**TASK TO COMPLETE:** The exercise asks for every line of the data to be reproduced exactly.

**RECORDS FOR THIS EXERCISE:**
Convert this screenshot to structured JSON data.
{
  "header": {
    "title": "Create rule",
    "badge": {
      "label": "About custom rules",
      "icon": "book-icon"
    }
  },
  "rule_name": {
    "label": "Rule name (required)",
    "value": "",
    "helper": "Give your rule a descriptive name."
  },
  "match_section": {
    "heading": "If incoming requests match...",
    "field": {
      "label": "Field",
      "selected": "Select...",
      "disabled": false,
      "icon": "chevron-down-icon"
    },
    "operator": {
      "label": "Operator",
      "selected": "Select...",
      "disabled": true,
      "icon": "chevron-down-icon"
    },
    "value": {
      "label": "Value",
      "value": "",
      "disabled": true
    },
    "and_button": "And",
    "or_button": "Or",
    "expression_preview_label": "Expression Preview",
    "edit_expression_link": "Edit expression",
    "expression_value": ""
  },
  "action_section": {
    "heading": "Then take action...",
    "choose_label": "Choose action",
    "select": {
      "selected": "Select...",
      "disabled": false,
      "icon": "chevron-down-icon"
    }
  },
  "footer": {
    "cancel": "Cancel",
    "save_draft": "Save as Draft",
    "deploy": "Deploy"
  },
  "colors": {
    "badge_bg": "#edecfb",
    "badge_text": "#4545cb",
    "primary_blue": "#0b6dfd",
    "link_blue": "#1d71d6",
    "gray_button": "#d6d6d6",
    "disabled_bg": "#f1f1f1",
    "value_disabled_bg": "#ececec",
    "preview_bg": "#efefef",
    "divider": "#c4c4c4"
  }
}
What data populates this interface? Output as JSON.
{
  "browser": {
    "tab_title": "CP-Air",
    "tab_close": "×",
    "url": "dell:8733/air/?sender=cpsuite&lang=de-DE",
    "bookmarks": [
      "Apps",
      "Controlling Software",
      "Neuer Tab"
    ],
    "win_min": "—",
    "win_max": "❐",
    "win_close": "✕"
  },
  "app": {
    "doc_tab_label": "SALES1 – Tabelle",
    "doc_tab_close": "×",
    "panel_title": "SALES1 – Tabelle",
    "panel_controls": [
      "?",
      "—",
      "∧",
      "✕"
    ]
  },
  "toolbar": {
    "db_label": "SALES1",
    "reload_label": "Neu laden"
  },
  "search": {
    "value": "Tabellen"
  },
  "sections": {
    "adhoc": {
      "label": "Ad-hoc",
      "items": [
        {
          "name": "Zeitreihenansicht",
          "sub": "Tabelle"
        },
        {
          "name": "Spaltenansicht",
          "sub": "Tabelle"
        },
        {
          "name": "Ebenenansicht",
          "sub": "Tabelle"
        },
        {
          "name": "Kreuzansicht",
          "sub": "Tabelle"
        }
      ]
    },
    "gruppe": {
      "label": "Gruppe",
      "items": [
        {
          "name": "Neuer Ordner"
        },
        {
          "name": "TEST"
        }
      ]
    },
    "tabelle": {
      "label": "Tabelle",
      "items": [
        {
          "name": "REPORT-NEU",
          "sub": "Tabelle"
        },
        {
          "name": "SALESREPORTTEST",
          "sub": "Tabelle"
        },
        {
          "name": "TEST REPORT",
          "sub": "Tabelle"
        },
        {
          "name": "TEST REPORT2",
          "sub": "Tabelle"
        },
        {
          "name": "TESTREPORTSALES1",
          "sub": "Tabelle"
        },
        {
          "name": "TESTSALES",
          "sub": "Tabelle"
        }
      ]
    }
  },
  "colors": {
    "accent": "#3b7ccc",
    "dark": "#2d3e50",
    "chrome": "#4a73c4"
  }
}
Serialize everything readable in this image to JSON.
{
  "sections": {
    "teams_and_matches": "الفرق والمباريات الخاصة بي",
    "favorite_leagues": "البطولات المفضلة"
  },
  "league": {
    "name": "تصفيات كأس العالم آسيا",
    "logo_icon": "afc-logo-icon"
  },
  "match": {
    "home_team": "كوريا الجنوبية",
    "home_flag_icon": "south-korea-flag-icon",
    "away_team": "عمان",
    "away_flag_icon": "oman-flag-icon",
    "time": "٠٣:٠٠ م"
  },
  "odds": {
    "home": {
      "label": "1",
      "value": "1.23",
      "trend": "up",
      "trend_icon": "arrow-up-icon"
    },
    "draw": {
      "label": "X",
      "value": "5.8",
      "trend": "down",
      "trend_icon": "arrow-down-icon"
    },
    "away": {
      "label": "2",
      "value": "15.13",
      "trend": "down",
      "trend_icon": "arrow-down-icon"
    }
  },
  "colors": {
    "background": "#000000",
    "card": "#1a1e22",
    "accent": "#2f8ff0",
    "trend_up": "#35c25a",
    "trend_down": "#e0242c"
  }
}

**COMPLETED TASK:**
Convert this screenshot to structured JSON data.
{
  "header": {
    "title": "Create rule",
    "badge": {
      "label": "About custom rules",
      "icon": "book-icon"
    }
  },
  "rule_name": {
    "label": "Rule name (required)",
    "value": "",
    "helper": "Give your rule a descriptive name."
  },
  "match_section": {
    "heading": "If incoming requests match...",
    "field": {
      "label": "Field",
      "selected": "Select...",
      "disabled": false,
      "icon": "chevron-down-icon"
    },
    "operator": {
      "label": "Operator",
      "selected": "Select...",
      "disabled": true,
      "icon": "chevron-down-icon"
    },
    "value": {
      "label": "Value",
      "value": "",
      "disabled": true
    },
    "and_button": "And",
    "or_button": "Or",
    "expression_preview_label": "Expression Preview",
    "edit_expression_link": "Edit expression",
    "expression_value": ""
  },
  "action_section": {
    "heading": "Then take action...",
    "choose_label": "Choose action",
    "select": {
      "selected": "Select...",
      "disabled": false,
      "icon": "chevron-down-icon"
    }
  },
  "footer": {
    "cancel": "Cancel",
    "save_draft": "Save as Draft",
    "deploy": "Deploy"
  },
  "colors": {
    "badge_bg": "#edecfb",
    "badge_text": "#4545cb",
    "primary_blue": "#0b6dfd",
    "link_blue": "#1d71d6",
    "gray_button": "#d6d6d6",
    "disabled_bg": "#f1f1f1",
    "value_disabled_bg": "#ececec",
    "preview_bg": "#efefef",
    "divider": "#c4c4c4"
  }
}
What data populates this interface? Output as JSON.
{
  "browser": {
    "tab_title": "CP-Air",
    "tab_close": "×",
    "url": "dell:8733/air/?sender=cpsuite&lang=de-DE",
    "bookmarks": [
      "Apps",
      "Controlling Software",
      "Neuer Tab"
    ],
    "win_min": "—",
    "win_max": "❐",
    "win_close": "✕"
  },
  "app": {
    "doc_tab_label": "SALES1 – Tabelle",
    "doc_tab_close": "×",
    "panel_title": "SALES1 – Tabelle",
    "panel_controls": [
      "?",
      "—",
      "∧",
      "✕"
    ]
  },
  "toolbar": {
    "db_label": "SALES1",
    "reload_label": "Neu laden"
  },
  "search": {
    "value": "Tabellen"
  },
  "sections": {
    "adhoc": {
      "label": "Ad-hoc",
      "items": [
        {
          "name": "Zeitreihenansicht",
          "sub": "Tabelle"
        },
        {
          "name": "Spaltenansicht",
          "sub": "Tabelle"
        },
        {
          "name": "Ebenenansicht",
          "sub": "Tabelle"
        },
        {
          "name": "Kreuzansicht",
          "sub": "Tabelle"
        }
      ]
    },
    "gruppe": {
      "label": "Gruppe",
      "items": [
        {
          "name": "Neuer Ordner"
        },
        {
          "name": "TEST"
        }
      ]
    },
    "tabelle": {
      "label": "Tabelle",
      "items": [
        {
          "name": "REPORT-NEU",
          "sub": "Tabelle"
        },
        {
          "name": "SALESREPORTTEST",
          "sub": "Tabelle"
        },
        {
          "name": "TEST REPORT",
          "sub": "Tabelle"
        },
        {
          "name": "TEST REPORT2",
          "sub": "Tabelle"
        },
        {
          "name": "TESTREPORTSALES1",
          "sub": "Tabelle"
        },
        {
          "name": "TESTSALES",
          "sub": "Tabelle"
        }
      ]
    }
  },
  "colors": {
    "accent": "#3b7ccc",
    "dark": "#2d3e50",
    "chrome": "#4a73c4"
  }
}
Serialize everything readable in this image to JSON.
{
  "sections": {
    "teams_and_matches": "الفرق والمباريات الخاصة بي",
    "favorite_leagues": "البطولات المفضلة"
  },
  "league": {
    "name": "تصفيات كأس العالم آسيا",
    "logo_icon": "afc-logo-icon"
  },
  "match": {
    "home_team": "كوريا الجنوبية",
    "home_flag_icon": "south-korea-flag-icon",
    "away_team": "عمان",
    "away_flag_icon": "oman-flag-icon",
    "time": "٠٣:٠٠ م"
  },
  "odds": {
    "home": {
      "label": "1",
      "value": "1.23",
      "trend": "up",
      "trend_icon": "arrow-up-icon"
    },
    "draw": {
      "label": "X",
      "value": "5.8",
      "trend": "down",
      "trend_icon": "arrow-down-icon"
    },
    "away": {
      "label": "2",
      "value": "15.13",
      "trend": "down",
      "trend_icon": "arrow-down-icon"
    }
  },
  "colors": {
    "background": "#000000",
    "card": "#1a1e22",
    "accent": "#2f8ff0",
    "trend_up": "#35c25a",
    "trend_down": "#e0242c"
  }
}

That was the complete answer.